▶ THE TASK:
Reproduce the listing below without changes, except that pictures are left out.

▶ RECORDS FOR THE EXERCISE:
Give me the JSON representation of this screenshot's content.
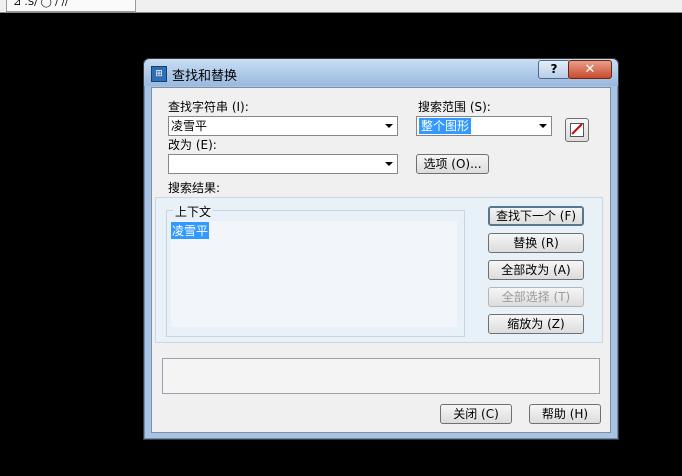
{
  "host": {
    "toolbar_glyphs": "⊿ .S/ ◯ ∕ /∕"
  },
  "dialog": {
    "title": "查找和替换",
    "help_glyph": "?",
    "close_glyph": "✕",
    "find_label": "查找字符串 (I):",
    "find_value": "凌雪平",
    "replace_label": "改为 (E):",
    "replace_value": "",
    "scope_label": "搜索范围 (S):",
    "scope_value": "整个图形",
    "options_button": "选项 (O)...",
    "results_label": "搜索结果:",
    "context_group": "上下文",
    "result_item": "凌雪平",
    "buttons": {
      "find_next": "查找下一个 (F)",
      "replace": "替换 (R)",
      "replace_all": "全部改为 (A)",
      "select_all": "全部选择 (T)",
      "zoom_to": "缩放为 (Z)",
      "close": "关闭 (C)",
      "help": "帮助 (H)"
    }
  }
}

▶ EXPECTED ANSWER:
Give me the JSON representation of this screenshot's content.
{
  "host": {
    "toolbar_glyphs": "⊿ .S/ ◯ ∕ /∕"
  },
  "dialog": {
    "title": "查找和替换",
    "help_glyph": "?",
    "close_glyph": "✕",
    "find_label": "查找字符串 (I):",
    "find_value": "凌雪平",
    "replace_label": "改为 (E):",
    "replace_value": "",
    "scope_label": "搜索范围 (S):",
    "scope_value": "整个图形",
    "options_button": "选项 (O)...",
    "results_label": "搜索结果:",
    "context_group": "上下文",
    "result_item": "凌雪平",
    "buttons": {
      "find_next": "查找下一个 (F)",
      "replace": "替换 (R)",
      "replace_all": "全部改为 (A)",
      "select_all": "全部选择 (T)",
      "zoom_to": "缩放为 (Z)",
      "close": "关闭 (C)",
      "help": "帮助 (H)"
    }
  }
}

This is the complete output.